[Extracted records]
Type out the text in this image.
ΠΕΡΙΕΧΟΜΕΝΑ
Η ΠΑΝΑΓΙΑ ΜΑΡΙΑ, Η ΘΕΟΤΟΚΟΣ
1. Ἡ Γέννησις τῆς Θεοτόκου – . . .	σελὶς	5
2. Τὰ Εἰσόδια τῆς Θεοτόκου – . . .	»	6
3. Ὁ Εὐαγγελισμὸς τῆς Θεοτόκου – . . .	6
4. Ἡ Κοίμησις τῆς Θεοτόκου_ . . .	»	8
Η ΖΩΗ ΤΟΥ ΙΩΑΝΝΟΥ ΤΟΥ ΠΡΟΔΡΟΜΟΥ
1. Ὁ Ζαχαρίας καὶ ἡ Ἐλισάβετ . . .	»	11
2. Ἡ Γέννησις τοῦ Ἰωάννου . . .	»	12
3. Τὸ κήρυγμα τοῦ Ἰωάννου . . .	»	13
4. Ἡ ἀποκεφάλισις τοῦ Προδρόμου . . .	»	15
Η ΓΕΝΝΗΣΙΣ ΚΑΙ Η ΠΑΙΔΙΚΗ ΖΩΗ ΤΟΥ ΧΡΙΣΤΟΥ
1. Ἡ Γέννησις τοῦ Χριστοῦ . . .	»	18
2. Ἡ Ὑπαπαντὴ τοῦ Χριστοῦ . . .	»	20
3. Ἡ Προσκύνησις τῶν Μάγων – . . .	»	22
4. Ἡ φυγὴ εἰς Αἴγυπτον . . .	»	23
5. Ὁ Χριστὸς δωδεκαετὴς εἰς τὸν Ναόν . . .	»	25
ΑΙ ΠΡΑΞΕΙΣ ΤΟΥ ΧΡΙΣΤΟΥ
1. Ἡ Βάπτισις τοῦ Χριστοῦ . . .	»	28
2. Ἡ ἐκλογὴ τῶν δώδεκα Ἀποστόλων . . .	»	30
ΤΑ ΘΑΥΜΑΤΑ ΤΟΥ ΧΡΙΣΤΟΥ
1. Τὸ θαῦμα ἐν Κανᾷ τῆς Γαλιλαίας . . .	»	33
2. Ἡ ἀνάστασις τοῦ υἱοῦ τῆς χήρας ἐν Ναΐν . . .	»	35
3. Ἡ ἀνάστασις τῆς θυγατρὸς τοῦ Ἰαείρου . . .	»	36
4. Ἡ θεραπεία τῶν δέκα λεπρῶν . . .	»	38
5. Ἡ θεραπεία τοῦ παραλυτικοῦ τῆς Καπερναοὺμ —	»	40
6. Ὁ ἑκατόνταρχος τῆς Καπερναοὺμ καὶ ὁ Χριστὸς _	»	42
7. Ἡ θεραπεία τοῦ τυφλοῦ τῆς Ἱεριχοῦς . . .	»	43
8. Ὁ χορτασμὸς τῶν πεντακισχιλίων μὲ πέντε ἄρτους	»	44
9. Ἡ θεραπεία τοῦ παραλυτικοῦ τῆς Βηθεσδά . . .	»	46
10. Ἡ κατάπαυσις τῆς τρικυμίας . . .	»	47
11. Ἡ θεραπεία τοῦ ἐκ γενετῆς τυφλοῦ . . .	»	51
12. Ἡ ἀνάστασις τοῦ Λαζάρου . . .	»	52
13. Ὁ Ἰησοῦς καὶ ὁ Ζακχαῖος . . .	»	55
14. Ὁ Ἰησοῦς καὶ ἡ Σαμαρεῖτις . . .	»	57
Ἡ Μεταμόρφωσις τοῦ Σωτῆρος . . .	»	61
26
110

--

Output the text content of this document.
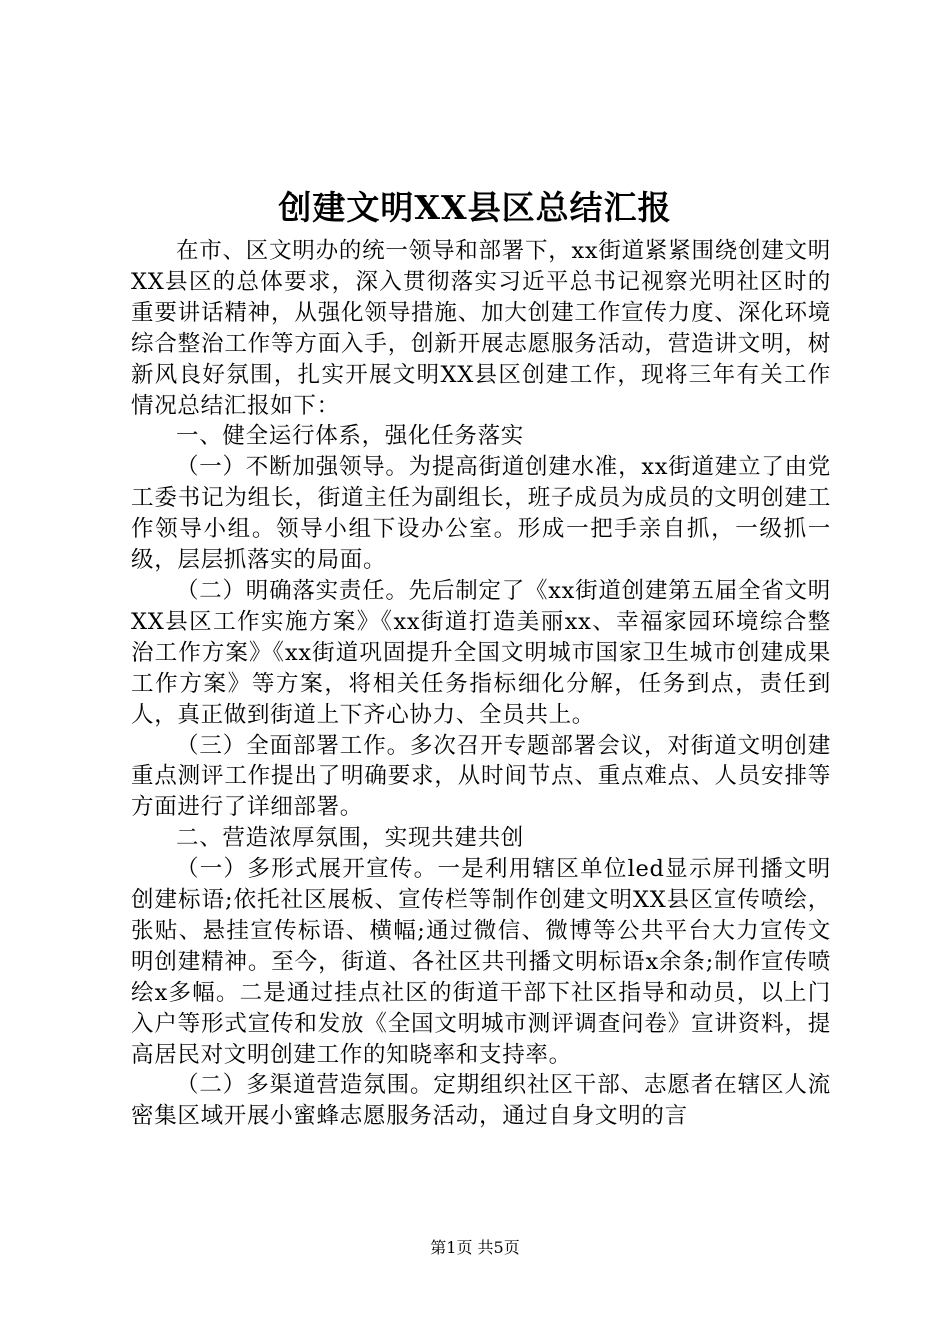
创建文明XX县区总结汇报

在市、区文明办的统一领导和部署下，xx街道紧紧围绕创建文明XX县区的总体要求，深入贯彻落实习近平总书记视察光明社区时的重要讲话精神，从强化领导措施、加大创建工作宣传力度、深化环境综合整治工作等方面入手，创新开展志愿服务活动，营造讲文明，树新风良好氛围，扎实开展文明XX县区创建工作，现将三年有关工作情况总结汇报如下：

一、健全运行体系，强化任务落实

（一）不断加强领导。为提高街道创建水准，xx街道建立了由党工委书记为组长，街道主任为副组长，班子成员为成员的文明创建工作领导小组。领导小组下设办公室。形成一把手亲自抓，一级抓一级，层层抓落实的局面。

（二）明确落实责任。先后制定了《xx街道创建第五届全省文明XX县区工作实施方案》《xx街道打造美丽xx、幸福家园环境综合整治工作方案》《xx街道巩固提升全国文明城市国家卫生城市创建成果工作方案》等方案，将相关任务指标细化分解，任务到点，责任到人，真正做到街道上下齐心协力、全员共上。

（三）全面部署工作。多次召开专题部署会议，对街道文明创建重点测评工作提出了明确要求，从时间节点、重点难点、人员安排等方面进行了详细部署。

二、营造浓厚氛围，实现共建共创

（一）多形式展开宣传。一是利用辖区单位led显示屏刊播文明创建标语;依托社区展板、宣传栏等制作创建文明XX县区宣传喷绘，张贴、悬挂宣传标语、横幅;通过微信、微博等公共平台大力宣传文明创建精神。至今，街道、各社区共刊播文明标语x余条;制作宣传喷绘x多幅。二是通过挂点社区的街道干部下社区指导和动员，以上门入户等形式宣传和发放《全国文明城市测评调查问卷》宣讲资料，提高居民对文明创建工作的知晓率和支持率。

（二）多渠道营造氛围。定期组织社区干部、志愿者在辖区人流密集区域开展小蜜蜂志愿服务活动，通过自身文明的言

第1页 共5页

*What is expected*.
Identify each line containing the string "text" and copy it out.

*Task output*.
Type out the text in this image.
Output the text content of this document.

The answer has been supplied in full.